***** SOURCE MATERIAL

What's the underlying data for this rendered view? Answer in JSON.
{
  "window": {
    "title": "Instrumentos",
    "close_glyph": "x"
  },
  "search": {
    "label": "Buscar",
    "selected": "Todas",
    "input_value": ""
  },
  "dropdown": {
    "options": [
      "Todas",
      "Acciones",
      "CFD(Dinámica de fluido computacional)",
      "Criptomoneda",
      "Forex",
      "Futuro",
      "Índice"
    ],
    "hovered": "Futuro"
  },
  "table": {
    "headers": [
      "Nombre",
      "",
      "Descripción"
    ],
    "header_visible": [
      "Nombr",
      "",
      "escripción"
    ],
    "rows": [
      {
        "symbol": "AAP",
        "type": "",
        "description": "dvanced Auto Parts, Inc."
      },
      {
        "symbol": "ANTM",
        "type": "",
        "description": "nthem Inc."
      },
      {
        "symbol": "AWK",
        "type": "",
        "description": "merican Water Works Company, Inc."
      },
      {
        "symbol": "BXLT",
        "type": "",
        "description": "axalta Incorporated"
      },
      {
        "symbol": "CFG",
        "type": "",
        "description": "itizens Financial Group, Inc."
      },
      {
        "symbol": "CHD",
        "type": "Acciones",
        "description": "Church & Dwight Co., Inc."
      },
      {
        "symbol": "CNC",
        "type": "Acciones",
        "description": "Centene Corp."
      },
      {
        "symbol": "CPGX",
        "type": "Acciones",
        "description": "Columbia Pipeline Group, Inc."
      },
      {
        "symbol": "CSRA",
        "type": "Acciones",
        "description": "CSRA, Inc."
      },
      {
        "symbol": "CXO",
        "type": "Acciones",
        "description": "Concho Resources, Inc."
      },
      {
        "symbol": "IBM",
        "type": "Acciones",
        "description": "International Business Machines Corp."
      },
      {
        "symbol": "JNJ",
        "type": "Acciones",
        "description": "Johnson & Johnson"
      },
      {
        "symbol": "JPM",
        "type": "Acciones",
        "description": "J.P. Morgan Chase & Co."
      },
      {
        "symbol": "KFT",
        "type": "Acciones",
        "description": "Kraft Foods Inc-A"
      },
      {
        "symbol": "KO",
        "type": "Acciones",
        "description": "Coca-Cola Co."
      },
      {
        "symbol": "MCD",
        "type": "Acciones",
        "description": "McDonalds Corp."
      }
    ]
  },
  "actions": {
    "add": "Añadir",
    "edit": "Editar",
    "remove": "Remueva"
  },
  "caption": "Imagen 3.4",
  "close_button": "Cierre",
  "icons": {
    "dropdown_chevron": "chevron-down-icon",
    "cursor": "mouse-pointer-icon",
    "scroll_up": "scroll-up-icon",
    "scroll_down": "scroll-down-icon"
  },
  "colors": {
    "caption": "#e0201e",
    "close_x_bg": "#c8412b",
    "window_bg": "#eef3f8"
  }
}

**********

**YOUR INSTRUCTIONS**
All entries must be repeated verbatim.

**RESPONSE TO THIS EXERCISE**
What's the underlying data for this rendered view? Answer in JSON.
{
  "window": {
    "title": "Instrumentos",
    "close_glyph": "x"
  },
  "search": {
    "label": "Buscar",
    "selected": "Todas",
    "input_value": ""
  },
  "dropdown": {
    "options": [
      "Todas",
      "Acciones",
      "CFD(Dinámica de fluido computacional)",
      "Criptomoneda",
      "Forex",
      "Futuro",
      "Índice"
    ],
    "hovered": "Futuro"
  },
  "table": {
    "headers": [
      "Nombre",
      "",
      "Descripción"
    ],
    "header_visible": [
      "Nombr",
      "",
      "escripción"
    ],
    "rows": [
      {
        "symbol": "AAP",
        "type": "",
        "description": "dvanced Auto Parts, Inc."
      },
      {
        "symbol": "ANTM",
        "type": "",
        "description": "nthem Inc."
      },
      {
        "symbol": "AWK",
        "type": "",
        "description": "merican Water Works Company, Inc."
      },
      {
        "symbol": "BXLT",
        "type": "",
        "description": "axalta Incorporated"
      },
      {
        "symbol": "CFG",
        "type": "",
        "description": "itizens Financial Group, Inc."
      },
      {
        "symbol": "CHD",
        "type": "Acciones",
        "description": "Church & Dwight Co., Inc."
      },
      {
        "symbol": "CNC",
        "type": "Acciones",
        "description": "Centene Corp."
      },
      {
        "symbol": "CPGX",
        "type": "Acciones",
        "description": "Columbia Pipeline Group, Inc."
      },
      {
        "symbol": "CSRA",
        "type": "Acciones",
        "description": "CSRA, Inc."
      },
      {
        "symbol": "CXO",
        "type": "Acciones",
        "description": "Concho Resources, Inc."
      },
      {
        "symbol": "IBM",
        "type": "Acciones",
        "description": "International Business Machines Corp."
      },
      {
        "symbol": "JNJ",
        "type": "Acciones",
        "description": "Johnson & Johnson"
      },
      {
        "symbol": "JPM",
        "type": "Acciones",
        "description": "J.P. Morgan Chase & Co."
      },
      {
        "symbol": "KFT",
        "type": "Acciones",
        "description": "Kraft Foods Inc-A"
      },
      {
        "symbol": "KO",
        "type": "Acciones",
        "description": "Coca-Cola Co."
      },
      {
        "symbol": "MCD",
        "type": "Acciones",
        "description": "McDonalds Corp."
      }
    ]
  },
  "actions": {
    "add": "Añadir",
    "edit": "Editar",
    "remove": "Remueva"
  },
  "caption": "Imagen 3.4",
  "close_button": "Cierre",
  "icons": {
    "dropdown_chevron": "chevron-down-icon",
    "cursor": "mouse-pointer-icon",
    "scroll_up": "scroll-up-icon",
    "scroll_down": "scroll-down-icon"
  },
  "colors": {
    "caption": "#e0201e",
    "close_x_bg": "#c8412b",
    "window_bg": "#eef3f8"
  }
}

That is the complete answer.